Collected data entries
:::

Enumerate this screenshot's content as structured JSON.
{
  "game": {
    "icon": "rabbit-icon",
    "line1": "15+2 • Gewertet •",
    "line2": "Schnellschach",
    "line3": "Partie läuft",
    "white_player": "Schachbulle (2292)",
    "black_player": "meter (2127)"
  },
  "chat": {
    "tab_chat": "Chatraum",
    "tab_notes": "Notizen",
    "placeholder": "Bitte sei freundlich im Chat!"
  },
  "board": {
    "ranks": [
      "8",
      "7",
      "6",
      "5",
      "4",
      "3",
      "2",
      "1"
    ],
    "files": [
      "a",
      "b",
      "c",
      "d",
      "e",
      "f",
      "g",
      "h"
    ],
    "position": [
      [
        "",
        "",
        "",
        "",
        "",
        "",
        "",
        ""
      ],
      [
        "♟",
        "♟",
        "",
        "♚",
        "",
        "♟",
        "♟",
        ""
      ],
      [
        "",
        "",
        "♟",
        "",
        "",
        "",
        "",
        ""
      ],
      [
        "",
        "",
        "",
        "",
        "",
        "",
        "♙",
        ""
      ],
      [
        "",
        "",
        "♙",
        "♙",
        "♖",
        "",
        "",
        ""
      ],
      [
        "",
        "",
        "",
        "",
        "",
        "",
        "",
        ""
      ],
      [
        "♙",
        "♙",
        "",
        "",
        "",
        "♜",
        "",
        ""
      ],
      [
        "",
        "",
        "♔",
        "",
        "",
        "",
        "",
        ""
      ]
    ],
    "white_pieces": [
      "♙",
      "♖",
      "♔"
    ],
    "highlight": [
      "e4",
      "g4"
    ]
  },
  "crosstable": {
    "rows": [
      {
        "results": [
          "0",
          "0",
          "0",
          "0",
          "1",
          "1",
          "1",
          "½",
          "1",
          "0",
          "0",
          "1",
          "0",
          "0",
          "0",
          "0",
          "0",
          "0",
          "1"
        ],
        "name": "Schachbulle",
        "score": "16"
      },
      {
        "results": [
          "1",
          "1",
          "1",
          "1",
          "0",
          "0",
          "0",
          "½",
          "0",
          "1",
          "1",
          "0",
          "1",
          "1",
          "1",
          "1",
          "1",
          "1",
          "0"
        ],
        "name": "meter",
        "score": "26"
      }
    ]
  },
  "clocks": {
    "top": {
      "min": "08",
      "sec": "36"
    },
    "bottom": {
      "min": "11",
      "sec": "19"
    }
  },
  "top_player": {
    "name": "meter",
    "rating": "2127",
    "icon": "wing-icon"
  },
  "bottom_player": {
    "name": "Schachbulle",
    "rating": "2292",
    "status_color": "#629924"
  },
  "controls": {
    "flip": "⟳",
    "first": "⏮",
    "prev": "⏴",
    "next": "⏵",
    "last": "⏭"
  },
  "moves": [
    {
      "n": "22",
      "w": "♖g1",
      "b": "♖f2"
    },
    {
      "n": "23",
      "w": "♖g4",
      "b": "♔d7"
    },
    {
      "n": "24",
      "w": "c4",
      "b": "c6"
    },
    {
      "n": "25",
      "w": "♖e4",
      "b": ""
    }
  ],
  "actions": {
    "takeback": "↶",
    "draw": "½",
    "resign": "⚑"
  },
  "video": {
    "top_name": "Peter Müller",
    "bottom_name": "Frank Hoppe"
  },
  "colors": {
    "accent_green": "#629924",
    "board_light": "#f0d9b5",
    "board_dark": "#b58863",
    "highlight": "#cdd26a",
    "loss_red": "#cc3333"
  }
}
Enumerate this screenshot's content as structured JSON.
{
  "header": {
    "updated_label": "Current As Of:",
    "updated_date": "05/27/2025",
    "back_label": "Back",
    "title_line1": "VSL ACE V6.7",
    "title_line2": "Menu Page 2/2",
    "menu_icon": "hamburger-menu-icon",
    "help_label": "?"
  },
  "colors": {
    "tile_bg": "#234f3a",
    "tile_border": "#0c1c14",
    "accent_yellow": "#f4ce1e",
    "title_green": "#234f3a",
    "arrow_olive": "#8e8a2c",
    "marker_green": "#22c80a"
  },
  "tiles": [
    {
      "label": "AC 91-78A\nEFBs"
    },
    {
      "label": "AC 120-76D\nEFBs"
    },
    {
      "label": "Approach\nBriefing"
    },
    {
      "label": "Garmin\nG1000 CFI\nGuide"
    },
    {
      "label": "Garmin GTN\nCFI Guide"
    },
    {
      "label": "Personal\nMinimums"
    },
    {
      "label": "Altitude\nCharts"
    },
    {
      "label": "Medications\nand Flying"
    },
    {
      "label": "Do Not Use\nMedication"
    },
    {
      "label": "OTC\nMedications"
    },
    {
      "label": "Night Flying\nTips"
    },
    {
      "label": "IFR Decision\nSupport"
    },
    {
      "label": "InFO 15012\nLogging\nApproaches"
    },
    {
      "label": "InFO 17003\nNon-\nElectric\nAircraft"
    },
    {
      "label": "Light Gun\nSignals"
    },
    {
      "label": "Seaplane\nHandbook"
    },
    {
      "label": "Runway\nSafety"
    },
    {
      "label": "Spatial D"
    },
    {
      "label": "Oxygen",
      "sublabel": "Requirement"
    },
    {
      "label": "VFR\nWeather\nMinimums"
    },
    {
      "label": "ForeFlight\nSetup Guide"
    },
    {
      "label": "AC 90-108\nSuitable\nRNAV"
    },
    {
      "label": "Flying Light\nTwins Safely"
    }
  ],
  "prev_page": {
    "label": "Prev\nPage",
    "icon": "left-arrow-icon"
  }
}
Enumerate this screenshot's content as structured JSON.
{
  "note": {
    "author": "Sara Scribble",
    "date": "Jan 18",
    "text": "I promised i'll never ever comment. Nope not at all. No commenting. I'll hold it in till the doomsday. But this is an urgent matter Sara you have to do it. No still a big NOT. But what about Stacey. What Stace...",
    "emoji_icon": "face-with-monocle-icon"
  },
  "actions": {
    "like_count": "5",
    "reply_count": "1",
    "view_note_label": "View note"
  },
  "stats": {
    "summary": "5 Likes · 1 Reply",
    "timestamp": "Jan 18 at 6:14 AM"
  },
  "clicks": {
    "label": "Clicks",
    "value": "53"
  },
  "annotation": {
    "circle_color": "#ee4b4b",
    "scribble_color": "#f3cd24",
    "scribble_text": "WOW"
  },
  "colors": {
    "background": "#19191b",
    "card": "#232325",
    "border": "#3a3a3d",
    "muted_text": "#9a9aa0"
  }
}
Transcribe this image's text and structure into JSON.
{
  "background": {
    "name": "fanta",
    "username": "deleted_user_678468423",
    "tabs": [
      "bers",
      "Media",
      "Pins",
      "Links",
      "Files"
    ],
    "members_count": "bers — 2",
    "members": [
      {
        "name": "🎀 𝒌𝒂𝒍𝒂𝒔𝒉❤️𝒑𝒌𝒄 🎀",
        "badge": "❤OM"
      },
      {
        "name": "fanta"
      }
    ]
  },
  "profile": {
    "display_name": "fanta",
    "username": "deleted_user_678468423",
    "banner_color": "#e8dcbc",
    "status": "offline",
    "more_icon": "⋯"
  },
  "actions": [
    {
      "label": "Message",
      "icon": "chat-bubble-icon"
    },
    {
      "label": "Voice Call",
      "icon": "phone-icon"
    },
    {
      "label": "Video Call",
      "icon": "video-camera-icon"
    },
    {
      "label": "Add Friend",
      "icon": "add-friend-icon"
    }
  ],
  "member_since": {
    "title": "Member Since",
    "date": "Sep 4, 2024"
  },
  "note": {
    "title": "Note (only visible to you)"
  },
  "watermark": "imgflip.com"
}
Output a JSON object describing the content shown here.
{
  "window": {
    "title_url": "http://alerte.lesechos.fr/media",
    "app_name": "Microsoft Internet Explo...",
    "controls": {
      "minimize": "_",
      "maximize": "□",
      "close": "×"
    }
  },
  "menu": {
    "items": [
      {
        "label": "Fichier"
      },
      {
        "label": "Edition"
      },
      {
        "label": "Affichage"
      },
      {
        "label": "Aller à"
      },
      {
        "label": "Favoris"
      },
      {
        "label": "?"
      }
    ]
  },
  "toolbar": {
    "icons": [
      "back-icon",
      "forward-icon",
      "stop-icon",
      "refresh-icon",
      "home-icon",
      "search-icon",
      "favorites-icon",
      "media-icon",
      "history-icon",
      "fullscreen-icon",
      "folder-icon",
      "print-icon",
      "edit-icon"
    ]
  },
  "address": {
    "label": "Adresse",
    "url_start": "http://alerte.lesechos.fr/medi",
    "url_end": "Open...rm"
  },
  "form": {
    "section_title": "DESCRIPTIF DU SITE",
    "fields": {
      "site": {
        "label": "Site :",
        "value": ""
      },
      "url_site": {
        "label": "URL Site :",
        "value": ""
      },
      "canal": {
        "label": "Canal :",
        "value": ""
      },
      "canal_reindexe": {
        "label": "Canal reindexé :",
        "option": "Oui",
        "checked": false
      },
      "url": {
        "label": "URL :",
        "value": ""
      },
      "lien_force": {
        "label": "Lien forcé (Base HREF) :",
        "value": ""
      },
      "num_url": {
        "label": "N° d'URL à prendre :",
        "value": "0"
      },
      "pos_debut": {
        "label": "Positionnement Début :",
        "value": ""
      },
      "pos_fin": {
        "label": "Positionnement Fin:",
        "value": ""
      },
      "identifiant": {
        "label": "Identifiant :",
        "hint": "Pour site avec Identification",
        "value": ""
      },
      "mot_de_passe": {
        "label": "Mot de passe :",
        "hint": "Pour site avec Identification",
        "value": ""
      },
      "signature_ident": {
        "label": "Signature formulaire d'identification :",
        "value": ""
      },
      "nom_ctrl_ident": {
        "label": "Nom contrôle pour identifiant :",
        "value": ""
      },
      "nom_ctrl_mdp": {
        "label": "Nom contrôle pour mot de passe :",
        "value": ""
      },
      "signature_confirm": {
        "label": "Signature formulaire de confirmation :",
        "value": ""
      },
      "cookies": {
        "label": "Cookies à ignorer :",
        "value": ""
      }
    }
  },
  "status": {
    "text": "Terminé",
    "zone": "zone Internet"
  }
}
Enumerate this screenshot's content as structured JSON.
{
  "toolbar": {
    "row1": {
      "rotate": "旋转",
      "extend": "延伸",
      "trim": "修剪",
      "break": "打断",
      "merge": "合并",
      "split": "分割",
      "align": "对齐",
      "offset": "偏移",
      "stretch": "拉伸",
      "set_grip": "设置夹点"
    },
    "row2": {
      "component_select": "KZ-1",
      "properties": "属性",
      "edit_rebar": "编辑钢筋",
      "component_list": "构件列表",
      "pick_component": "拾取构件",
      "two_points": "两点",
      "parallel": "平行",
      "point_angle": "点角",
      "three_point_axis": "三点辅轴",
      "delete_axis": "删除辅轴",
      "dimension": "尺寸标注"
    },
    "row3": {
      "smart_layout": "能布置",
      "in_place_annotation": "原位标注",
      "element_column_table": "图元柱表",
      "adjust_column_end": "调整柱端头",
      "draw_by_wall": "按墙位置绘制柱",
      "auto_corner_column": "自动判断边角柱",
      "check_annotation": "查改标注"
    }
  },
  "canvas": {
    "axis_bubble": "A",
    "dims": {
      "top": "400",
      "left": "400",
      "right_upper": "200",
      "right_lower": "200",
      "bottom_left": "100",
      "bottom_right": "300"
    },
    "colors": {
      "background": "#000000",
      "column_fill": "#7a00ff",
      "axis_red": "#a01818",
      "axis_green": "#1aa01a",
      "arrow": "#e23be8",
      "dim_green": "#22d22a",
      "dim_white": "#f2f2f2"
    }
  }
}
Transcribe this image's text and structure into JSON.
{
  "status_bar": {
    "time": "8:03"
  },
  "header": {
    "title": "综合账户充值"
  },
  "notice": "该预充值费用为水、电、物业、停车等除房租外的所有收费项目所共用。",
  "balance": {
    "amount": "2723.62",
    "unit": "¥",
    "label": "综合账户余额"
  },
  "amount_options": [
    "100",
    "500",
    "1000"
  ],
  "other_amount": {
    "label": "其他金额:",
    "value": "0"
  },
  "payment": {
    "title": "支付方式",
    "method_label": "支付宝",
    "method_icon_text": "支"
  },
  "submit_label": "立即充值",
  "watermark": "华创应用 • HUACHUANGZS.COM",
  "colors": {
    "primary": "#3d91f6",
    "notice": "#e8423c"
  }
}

:::

_WHAT THIS TASK INVOLVES_
Count every line above that holds the word "nEFBs", and state the number and nothing more.

_IN RESPONSE_
2